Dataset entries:
»»

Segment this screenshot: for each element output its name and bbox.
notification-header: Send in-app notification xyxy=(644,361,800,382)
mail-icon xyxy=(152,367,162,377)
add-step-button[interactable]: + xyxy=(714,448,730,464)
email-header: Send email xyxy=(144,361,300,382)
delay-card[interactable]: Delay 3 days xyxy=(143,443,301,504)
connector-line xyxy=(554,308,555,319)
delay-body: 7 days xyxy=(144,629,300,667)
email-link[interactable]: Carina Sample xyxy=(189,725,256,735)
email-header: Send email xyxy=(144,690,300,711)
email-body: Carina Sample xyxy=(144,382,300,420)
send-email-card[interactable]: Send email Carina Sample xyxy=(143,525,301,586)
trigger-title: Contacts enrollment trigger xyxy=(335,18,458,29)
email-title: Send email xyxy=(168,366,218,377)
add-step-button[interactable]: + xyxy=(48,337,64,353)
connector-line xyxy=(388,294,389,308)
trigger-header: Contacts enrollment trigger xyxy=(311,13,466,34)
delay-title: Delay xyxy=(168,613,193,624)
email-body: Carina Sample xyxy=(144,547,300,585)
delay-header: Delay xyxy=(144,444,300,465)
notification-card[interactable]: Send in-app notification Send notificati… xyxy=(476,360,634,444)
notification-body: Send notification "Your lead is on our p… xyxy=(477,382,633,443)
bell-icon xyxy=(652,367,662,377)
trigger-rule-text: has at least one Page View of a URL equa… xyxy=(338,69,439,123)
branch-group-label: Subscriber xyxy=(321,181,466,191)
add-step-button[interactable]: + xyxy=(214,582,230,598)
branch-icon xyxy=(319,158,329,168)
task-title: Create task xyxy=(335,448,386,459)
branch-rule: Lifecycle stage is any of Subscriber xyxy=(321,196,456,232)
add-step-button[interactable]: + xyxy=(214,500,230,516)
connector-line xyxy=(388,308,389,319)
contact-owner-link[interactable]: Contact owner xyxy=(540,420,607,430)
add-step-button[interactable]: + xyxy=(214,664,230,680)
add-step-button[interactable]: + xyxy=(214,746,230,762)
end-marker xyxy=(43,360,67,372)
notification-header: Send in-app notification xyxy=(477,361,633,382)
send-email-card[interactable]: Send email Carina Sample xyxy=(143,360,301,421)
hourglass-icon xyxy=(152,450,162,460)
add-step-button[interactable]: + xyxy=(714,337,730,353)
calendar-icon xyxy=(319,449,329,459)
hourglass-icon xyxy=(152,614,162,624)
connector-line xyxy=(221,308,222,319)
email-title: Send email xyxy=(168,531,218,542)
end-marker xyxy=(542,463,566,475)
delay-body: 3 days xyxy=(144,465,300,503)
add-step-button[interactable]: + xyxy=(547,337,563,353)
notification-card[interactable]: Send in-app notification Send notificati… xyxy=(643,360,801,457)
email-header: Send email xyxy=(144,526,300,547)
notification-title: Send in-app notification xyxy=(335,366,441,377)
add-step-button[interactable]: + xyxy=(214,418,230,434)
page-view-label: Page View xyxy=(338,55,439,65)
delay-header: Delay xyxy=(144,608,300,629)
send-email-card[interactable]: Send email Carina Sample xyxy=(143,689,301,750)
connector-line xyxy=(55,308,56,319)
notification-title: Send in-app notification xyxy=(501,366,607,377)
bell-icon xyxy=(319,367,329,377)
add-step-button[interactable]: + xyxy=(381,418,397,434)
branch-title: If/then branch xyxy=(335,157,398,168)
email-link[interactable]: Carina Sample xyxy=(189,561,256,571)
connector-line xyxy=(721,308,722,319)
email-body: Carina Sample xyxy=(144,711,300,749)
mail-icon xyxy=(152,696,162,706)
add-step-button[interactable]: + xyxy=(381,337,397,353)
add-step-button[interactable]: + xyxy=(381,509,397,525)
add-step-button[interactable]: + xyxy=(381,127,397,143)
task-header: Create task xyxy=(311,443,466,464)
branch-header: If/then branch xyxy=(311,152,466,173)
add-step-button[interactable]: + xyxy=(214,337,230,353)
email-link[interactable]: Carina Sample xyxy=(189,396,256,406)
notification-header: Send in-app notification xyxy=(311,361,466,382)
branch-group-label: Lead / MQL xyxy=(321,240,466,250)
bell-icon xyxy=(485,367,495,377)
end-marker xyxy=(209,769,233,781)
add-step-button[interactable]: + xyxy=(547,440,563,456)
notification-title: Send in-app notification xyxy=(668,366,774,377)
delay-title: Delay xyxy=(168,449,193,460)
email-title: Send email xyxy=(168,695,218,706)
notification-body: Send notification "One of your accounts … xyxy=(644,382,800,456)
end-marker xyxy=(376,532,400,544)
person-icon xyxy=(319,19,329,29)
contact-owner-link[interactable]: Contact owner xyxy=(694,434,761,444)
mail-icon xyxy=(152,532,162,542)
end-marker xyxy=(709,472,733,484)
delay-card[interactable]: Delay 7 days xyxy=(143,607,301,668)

««

WHAT YOU HAVE TO DO: Rewrite the items from the first line through the line containing "trigger-rule-text: has at", inclusive, replacing "connector-line" with "link-line" and leaving everything else unchanged.

ANSWER TO THE PROBLEM:
Segment this screenshot: for each element output its name and bbox.
notification-header: Send in-app notification xyxy=(644,361,800,382)
mail-icon xyxy=(152,367,162,377)
add-step-button[interactable]: + xyxy=(714,448,730,464)
email-header: Send email xyxy=(144,361,300,382)
delay-card[interactable]: Delay 3 days xyxy=(143,443,301,504)
link-line xyxy=(554,308,555,319)
delay-body: 7 days xyxy=(144,629,300,667)
email-link[interactable]: Carina Sample xyxy=(189,725,256,735)
email-header: Send email xyxy=(144,690,300,711)
email-body: Carina Sample xyxy=(144,382,300,420)
send-email-card[interactable]: Send email Carina Sample xyxy=(143,525,301,586)
trigger-title: Contacts enrollment trigger xyxy=(335,18,458,29)
email-title: Send email xyxy=(168,366,218,377)
add-step-button[interactable]: + xyxy=(48,337,64,353)
link-line xyxy=(388,294,389,308)
trigger-header: Contacts enrollment trigger xyxy=(311,13,466,34)
delay-title: Delay xyxy=(168,613,193,624)
email-body: Carina Sample xyxy=(144,547,300,585)
delay-header: Delay xyxy=(144,444,300,465)
notification-card[interactable]: Send in-app notification Send notificati… xyxy=(476,360,634,444)
notification-body: Send notification "Your lead is on our p… xyxy=(477,382,633,443)
bell-icon xyxy=(652,367,662,377)
trigger-rule-text: has at least one Page View of a URL equa… xyxy=(338,69,439,123)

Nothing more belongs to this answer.